— start of Provided entries —

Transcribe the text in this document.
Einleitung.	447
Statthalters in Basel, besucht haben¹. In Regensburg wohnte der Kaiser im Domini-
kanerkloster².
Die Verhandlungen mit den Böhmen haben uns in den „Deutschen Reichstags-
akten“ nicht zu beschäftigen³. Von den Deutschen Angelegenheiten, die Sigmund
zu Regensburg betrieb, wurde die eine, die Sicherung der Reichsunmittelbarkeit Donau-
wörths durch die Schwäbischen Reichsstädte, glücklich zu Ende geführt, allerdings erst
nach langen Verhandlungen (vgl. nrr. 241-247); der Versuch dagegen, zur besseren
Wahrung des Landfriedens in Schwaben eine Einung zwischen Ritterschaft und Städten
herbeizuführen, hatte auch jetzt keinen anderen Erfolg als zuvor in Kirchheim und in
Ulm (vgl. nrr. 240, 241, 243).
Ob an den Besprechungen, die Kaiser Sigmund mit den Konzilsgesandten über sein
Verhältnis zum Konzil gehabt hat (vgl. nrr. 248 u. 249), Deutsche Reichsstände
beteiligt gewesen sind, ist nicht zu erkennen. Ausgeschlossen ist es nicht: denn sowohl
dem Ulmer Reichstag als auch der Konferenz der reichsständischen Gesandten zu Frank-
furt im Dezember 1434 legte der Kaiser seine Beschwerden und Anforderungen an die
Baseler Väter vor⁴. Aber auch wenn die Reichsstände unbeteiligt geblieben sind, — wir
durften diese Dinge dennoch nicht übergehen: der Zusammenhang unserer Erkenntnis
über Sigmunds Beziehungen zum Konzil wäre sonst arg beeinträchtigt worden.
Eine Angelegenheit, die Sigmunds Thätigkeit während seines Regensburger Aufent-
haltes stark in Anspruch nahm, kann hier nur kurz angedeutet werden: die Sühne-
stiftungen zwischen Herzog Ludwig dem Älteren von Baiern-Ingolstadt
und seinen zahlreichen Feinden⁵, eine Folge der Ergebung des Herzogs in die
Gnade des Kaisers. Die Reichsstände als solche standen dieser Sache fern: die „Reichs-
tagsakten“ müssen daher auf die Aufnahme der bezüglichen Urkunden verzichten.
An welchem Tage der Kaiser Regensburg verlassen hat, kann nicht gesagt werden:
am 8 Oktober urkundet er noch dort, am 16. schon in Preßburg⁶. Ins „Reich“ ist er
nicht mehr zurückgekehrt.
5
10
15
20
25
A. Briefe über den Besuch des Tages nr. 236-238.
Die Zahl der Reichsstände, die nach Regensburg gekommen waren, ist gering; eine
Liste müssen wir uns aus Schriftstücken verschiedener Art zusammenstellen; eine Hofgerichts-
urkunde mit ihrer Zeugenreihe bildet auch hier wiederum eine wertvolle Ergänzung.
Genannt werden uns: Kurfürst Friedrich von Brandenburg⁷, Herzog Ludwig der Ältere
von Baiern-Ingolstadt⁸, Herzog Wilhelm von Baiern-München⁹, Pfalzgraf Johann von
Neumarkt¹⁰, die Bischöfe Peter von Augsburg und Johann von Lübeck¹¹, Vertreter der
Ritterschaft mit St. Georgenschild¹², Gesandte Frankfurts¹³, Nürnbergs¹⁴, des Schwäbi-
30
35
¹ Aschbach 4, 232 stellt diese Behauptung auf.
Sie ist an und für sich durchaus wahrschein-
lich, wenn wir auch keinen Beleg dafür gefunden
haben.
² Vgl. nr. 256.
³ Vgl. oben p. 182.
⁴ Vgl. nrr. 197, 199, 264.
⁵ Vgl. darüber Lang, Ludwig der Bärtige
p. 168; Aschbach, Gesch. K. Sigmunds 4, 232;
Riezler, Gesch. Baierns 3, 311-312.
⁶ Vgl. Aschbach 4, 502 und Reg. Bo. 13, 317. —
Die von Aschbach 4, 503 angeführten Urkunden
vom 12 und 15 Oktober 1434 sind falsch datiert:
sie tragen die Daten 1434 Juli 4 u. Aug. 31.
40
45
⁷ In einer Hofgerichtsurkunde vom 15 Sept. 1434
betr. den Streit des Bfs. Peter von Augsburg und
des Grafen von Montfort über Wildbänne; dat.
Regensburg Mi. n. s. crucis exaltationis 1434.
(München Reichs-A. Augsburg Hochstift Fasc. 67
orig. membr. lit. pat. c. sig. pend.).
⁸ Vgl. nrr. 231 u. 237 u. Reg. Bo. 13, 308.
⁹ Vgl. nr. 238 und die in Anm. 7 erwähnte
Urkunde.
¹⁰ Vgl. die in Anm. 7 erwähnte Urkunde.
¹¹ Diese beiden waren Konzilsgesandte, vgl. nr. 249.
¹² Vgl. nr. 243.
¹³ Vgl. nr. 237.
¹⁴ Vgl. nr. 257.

— end of Provided entries —

* [Required task] Using the listing above, show each line holding the string "auch".

* [Expected answer]
herbeizuführen, hatte auch jetzt keinen anderen Erfolg als zuvor in Kirchheim und in
dem Ulmer Reichstag als auch der Konferenz der reichsständischen Gesandten zu Frank-
Baseler Väter vor⁴. Aber auch wenn die Reichsstände unbeteiligt geblieben sind, — wir
urkunde mit ihrer Zeugenreihe bildet auch hier wiederum eine wertvolle Ergänzung.
lich, wenn wir auch keinen Beleg dafür gefunden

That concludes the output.